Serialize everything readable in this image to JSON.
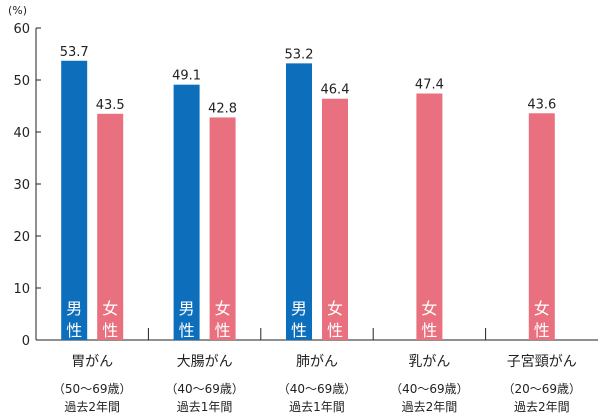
{
  "chart_data": {
    "type": "bar",
    "y_unit_label": "(%)",
    "ylim": [
      0,
      60
    ],
    "y_ticks": [
      "0",
      "10",
      "20",
      "30",
      "40",
      "50",
      "60"
    ],
    "grid": false,
    "series": [
      {
        "name": "男性",
        "color": "#0d6ebc",
        "label_chars": [
          "男",
          "性"
        ]
      },
      {
        "name": "女性",
        "color": "#e8707f",
        "label_chars": [
          "女",
          "性"
        ]
      }
    ],
    "groups": [
      {
        "name": "胃がん",
        "age": "（50〜69歳）",
        "period": "過去2年間",
        "bars": [
          {
            "series": 0,
            "value": 53.7,
            "label": "53.7"
          },
          {
            "series": 1,
            "value": 43.5,
            "label": "43.5"
          }
        ]
      },
      {
        "name": "大腸がん",
        "age": "（40〜69歳）",
        "period": "過去1年間",
        "bars": [
          {
            "series": 0,
            "value": 49.1,
            "label": "49.1"
          },
          {
            "series": 1,
            "value": 42.8,
            "label": "42.8"
          }
        ]
      },
      {
        "name": "肺がん",
        "age": "（40〜69歳）",
        "period": "過去1年間",
        "bars": [
          {
            "series": 0,
            "value": 53.2,
            "label": "53.2"
          },
          {
            "series": 1,
            "value": 46.4,
            "label": "46.4"
          }
        ]
      },
      {
        "name": "乳がん",
        "age": "（40〜69歳）",
        "period": "過去2年間",
        "bars": [
          {
            "series": 1,
            "value": 47.4,
            "label": "47.4"
          }
        ]
      },
      {
        "name": "子宮頸がん",
        "age": "（20〜69歳）",
        "period": "過去2年間",
        "bars": [
          {
            "series": 1,
            "value": 43.6,
            "label": "43.6"
          }
        ]
      }
    ]
  }
}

(WORK INSTRUCTIONS) Search the records above for "name". Copy each line where it is found.

(FULL RESPONSE)
        "name": "男性",
        "name": "女性",
        "name": "胃がん",
        "name": "大腸がん",
        "name": "肺がん",
        "name": "乳がん",
        "name": "子宮頸がん",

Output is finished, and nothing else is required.